Source extract.

□ □ □ □ □ □ □

Son of a CIA deputy director fought and died in Ukraine as a Russian soldier
Michael Alexander Gloss, who was killed in combat in 2024, was the son of the head of digital innovation for the US intelligence service and had been in Putin’s army for a year


The son of a senior U.S. intelligence officer fought in the Russian army in Ukraine: 21-year-old Michael Alexander Gloss lost his life on the front lines in April 2024. His mother, Julianne Gallina Gloss, had been appointed two months earlier as the CIA’s deputy director for digital innovation under the administration of Democrat Joe Biden. The Russian investigative outlet Vazhnie Istorii revealed his story through leaked medical records from recruitment offices. According to the database obtained by its journalists, Gloss had been serving in the Russian army since at least September 2023.
Gloss is one of more than 1,500 foreign citizens Vazhnie Istorii has identified as serving in the Russian military. According to a source close to the deceased, Gloss “was assigned to assault units.” The military facilities he showed in videos posted on his Russian social media were the same ones shared by Nepalese recruits: a barracks of the 137th Airborne Regiment. According to the outlet, this unit participated in the bloody battle for the town of Soledar, in the Donetsk region, at the time Gloss lost his life. “The circumstances of his death are unknown,” the investigation states.

□ □ □ □ □ □ □

Given records.
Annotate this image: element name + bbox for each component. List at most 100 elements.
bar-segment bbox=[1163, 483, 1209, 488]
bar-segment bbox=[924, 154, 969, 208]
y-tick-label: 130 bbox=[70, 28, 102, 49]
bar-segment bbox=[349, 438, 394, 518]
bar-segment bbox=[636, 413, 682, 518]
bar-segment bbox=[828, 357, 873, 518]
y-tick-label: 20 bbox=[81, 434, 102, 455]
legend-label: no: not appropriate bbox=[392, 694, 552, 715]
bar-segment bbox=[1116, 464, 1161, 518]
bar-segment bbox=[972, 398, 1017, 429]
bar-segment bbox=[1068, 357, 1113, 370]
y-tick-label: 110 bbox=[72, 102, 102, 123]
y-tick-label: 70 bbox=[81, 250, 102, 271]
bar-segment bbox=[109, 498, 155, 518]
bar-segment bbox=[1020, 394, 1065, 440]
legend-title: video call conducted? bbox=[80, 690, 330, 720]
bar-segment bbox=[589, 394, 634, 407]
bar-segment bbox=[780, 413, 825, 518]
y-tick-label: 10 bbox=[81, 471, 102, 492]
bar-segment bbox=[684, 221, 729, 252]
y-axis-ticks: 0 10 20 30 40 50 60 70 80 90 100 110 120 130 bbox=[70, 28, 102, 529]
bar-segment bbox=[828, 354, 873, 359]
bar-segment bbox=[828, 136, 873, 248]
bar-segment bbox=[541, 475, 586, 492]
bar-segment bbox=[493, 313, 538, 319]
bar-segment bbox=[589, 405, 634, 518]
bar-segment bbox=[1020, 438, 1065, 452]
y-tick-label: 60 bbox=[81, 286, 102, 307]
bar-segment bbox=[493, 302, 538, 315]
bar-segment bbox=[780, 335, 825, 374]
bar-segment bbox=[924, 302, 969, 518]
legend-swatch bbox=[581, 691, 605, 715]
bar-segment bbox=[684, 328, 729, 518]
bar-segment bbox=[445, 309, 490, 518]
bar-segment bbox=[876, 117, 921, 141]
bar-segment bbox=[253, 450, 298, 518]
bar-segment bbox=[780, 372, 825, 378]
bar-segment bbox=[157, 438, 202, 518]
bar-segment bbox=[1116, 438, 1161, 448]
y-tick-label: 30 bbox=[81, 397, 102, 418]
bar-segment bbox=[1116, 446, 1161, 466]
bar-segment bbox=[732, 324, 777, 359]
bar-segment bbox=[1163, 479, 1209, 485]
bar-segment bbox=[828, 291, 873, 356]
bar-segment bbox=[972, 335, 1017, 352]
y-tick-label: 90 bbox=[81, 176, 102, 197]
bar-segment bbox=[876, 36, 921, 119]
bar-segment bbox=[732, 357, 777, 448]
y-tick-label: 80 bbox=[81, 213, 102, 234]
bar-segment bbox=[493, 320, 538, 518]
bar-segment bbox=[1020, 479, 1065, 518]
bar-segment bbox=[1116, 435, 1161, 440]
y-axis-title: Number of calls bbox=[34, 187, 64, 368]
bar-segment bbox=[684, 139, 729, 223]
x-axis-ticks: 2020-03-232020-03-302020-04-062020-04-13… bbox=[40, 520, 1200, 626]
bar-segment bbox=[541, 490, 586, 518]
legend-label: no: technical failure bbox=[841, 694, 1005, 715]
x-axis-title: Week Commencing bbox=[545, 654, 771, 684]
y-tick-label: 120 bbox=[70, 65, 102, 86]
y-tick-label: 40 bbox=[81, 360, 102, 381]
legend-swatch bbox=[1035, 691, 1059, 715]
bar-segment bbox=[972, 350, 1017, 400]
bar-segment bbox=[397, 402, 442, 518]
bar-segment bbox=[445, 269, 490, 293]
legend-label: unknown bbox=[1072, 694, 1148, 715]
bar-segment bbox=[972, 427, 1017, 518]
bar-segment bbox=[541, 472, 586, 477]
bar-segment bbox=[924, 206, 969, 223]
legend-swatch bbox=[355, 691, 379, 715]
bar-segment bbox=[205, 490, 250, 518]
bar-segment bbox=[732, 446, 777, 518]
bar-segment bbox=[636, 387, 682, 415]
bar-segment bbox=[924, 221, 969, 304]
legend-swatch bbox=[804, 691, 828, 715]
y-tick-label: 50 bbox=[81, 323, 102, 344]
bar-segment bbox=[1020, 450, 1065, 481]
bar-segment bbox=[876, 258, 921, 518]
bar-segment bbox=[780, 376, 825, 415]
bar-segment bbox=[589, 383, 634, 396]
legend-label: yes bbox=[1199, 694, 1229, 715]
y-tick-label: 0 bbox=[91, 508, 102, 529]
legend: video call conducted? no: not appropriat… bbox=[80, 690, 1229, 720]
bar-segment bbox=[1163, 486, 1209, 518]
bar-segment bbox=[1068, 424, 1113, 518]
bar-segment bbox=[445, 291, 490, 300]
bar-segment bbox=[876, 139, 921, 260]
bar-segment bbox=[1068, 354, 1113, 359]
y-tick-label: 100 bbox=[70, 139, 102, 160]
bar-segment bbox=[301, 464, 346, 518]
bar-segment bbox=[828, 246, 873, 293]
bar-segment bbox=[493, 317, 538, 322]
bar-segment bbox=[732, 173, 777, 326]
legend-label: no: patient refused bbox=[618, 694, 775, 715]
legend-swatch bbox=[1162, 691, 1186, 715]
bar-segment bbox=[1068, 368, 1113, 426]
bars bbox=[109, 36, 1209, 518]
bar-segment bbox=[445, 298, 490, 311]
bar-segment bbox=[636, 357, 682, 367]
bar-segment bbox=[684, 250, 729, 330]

□ □ □ □ □ □ □

Set of tasks.
**A)** In the article about the CIA deputy director's son, which unit's barracks appeared in the videos Gloss posted on his Russian social media?
**B)** List every person the article about the CIA deputy director's son names.
**C)** Write the next part of the article about the CIA deputy director's son, starting right after its final sentence.

Per-task outputs.
**A)** A barracks of the 137th Airborne Regiment.

**B)** Michael Alexander Gloss, Julianne Gallina Gloss, Joe Biden, Putin

**C)**
The deceased came from a military family with significant connections in American cybersecurity. His mother was the first female commandant of cadets at the U.S. Naval Academy and subsequently forged a three-decade career in American intelligence, from the Navy to her final assignment at the CIA as head of digital innovation.

His father, Larry Gloss, a veteran of Operation Desert Storm, has worked in cybersecurity his entire life: first as an employee of the National Interest Security Company and then as the owner of his own software provider for the U.S. Department of Defense and other NATO countries.
Vazhnie Istorii reports that Gloss “became a globetrotting hippie in 2023.” That year, “he joined the Rainbow Family anti-war movement, went to an eco-activist camp, and cleaned up earthquake debris in Turkey.” According to an acquaintance, Gloss watched “conspiracy videos” and began discussing ideas of a “multipolar world” and a war against “Western hegemony.”
From Turkey, he moved to Russia, where his visa was about to expire when he went to a recruitment office in Moscow.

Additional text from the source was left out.